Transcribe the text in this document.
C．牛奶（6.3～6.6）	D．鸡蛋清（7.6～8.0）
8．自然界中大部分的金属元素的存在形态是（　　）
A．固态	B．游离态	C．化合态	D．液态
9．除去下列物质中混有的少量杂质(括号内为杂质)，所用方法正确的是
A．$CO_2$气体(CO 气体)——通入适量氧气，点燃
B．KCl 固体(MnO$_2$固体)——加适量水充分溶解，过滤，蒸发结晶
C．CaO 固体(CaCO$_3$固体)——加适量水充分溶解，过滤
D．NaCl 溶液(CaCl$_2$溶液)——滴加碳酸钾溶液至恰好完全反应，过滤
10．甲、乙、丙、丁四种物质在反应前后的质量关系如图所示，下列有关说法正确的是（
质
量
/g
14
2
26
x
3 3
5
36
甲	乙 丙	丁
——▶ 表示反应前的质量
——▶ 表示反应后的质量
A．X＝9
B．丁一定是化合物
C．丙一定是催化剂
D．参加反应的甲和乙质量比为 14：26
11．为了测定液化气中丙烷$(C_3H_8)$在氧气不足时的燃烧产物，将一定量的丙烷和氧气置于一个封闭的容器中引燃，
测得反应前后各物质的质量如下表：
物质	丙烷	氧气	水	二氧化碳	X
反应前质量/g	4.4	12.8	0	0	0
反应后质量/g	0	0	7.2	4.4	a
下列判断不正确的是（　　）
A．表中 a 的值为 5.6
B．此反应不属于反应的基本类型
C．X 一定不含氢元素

-------------------------

Reproduce the material above, every line of it, exactly.

### Solved exercise
Transcribe the text in this document.
C．牛奶（6.3～6.6）	D．鸡蛋清（7.6～8.0）
8．自然界中大部分的金属元素的存在形态是（　　）
A．固态	B．游离态	C．化合态	D．液态
9．除去下列物质中混有的少量杂质(括号内为杂质)，所用方法正确的是
A．$CO_2$气体(CO 气体)——通入适量氧气，点燃
B．KCl 固体(MnO$_2$固体)——加适量水充分溶解，过滤，蒸发结晶
C．CaO 固体(CaCO$_3$固体)——加适量水充分溶解，过滤
D．NaCl 溶液(CaCl$_2$溶液)——滴加碳酸钾溶液至恰好完全反应，过滤
10．甲、乙、丙、丁四种物质在反应前后的质量关系如图所示，下列有关说法正确的是（
质
量
/g
14
2
26
x
3 3
5
36
甲	乙 丙	丁
——▶ 表示反应前的质量
——▶ 表示反应后的质量
A．X＝9
B．丁一定是化合物
C．丙一定是催化剂
D．参加反应的甲和乙质量比为 14：26
11．为了测定液化气中丙烷$(C_3H_8)$在氧气不足时的燃烧产物，将一定量的丙烷和氧气置于一个封闭的容器中引燃，
测得反应前后各物质的质量如下表：
物质	丙烷	氧气	水	二氧化碳	X
反应前质量/g	4.4	12.8	0	0	0
反应后质量/g	0	0	7.2	4.4	a
下列判断不正确的是（　　）
A．表中 a 的值为 5.6
B．此反应不属于反应的基本类型
C．X 一定不含氢元素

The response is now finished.